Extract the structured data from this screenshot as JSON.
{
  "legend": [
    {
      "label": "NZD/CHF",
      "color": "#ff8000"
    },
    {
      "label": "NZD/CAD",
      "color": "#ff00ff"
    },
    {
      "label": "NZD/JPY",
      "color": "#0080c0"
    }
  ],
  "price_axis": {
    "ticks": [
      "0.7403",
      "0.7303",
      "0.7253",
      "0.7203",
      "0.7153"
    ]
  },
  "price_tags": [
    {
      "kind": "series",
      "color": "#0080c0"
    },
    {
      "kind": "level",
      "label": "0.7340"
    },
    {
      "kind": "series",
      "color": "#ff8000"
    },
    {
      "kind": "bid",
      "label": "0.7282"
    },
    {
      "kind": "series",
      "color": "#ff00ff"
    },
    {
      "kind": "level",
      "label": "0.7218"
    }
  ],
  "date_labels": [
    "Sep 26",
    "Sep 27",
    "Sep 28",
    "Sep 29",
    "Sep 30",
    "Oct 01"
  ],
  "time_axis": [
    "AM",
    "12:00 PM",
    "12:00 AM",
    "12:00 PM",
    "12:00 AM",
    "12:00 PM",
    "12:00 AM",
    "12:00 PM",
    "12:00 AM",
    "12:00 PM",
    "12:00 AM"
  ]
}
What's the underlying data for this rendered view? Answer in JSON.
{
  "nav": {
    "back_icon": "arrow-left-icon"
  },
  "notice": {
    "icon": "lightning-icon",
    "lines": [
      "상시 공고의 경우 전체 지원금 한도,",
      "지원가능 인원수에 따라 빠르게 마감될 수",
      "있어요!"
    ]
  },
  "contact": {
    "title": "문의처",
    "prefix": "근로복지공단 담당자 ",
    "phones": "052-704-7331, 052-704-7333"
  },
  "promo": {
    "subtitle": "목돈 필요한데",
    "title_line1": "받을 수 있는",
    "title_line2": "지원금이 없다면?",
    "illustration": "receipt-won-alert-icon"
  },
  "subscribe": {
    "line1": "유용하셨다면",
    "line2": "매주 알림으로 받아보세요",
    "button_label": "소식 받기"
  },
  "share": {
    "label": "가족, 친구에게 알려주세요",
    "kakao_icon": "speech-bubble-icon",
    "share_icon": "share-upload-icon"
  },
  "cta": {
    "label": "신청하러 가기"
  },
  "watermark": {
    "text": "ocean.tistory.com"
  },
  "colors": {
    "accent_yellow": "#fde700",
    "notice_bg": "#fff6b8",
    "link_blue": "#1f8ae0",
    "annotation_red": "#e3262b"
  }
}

▶ **Your instructions**: Copy exactly the line containing "What's the underlying" and every line after it, ending with the last line of the records above.

▶ **Completed task**:
What's the underlying data for this rendered view? Answer in JSON.
{
  "nav": {
    "back_icon": "arrow-left-icon"
  },
  "notice": {
    "icon": "lightning-icon",
    "lines": [
      "상시 공고의 경우 전체 지원금 한도,",
      "지원가능 인원수에 따라 빠르게 마감될 수",
      "있어요!"
    ]
  },
  "contact": {
    "title": "문의처",
    "prefix": "근로복지공단 담당자 ",
    "phones": "052-704-7331, 052-704-7333"
  },
  "promo": {
    "subtitle": "목돈 필요한데",
    "title_line1": "받을 수 있는",
    "title_line2": "지원금이 없다면?",
    "illustration": "receipt-won-alert-icon"
  },
  "subscribe": {
    "line1": "유용하셨다면",
    "line2": "매주 알림으로 받아보세요",
    "button_label": "소식 받기"
  },
  "share": {
    "label": "가족, 친구에게 알려주세요",
    "kakao_icon": "speech-bubble-icon",
    "share_icon": "share-upload-icon"
  },
  "cta": {
    "label": "신청하러 가기"
  },
  "watermark": {
    "text": "ocean.tistory.com"
  },
  "colors": {
    "accent_yellow": "#fde700",
    "notice_bg": "#fff6b8",
    "link_blue": "#1f8ae0",
    "annotation_red": "#e3262b"
  }
}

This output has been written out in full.